» Set problem:
Go through the listing below and list every line with "kind".
____________
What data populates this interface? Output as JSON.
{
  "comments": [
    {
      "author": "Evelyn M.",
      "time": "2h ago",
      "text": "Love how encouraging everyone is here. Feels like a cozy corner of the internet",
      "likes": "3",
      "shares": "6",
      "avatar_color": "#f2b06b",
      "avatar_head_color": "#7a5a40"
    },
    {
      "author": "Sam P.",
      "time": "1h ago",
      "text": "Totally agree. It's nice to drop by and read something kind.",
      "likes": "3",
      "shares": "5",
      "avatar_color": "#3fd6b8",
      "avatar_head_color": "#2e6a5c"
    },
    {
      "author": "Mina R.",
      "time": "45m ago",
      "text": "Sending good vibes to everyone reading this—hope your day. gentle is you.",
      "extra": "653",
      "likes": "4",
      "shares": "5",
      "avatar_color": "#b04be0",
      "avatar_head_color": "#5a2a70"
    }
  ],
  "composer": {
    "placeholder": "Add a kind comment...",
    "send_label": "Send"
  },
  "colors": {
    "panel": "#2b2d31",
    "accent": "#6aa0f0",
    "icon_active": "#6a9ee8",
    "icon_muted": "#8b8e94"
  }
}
____________
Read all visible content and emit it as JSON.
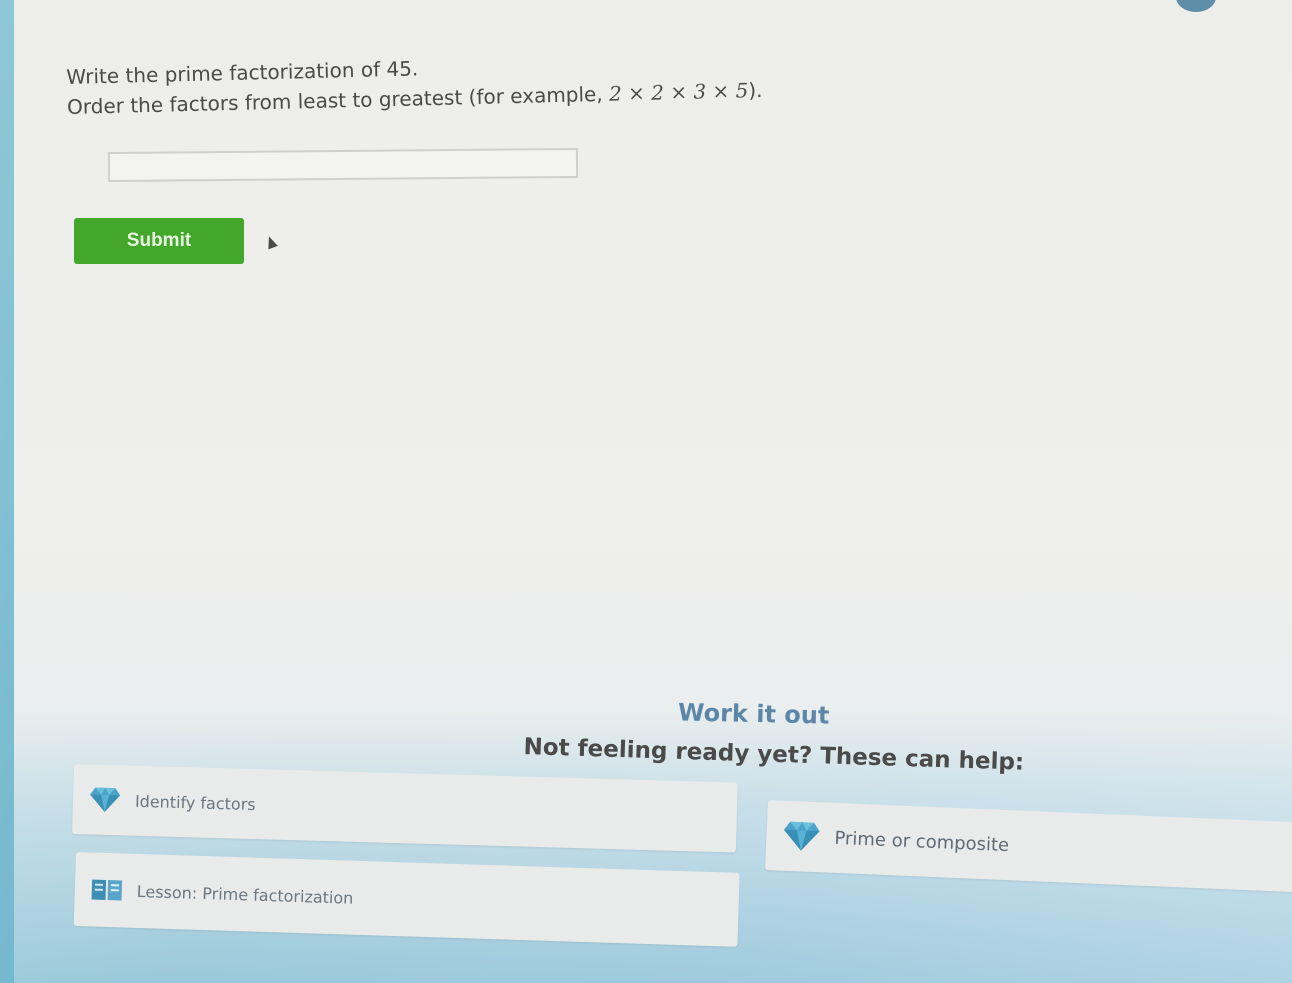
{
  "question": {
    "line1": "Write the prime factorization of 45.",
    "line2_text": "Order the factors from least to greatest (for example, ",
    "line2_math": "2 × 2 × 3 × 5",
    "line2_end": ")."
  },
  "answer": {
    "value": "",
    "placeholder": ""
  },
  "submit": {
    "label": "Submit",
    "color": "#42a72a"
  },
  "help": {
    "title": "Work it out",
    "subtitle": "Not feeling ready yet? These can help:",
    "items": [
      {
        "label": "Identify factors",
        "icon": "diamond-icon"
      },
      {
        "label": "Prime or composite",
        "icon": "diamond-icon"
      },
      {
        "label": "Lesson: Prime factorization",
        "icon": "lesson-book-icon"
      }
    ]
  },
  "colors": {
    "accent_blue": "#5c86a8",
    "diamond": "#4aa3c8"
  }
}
____________
» Result of the task:
      "text": "Totally agree. It's nice to drop by and read something kind.",
    "placeholder": "Add a kind comment...",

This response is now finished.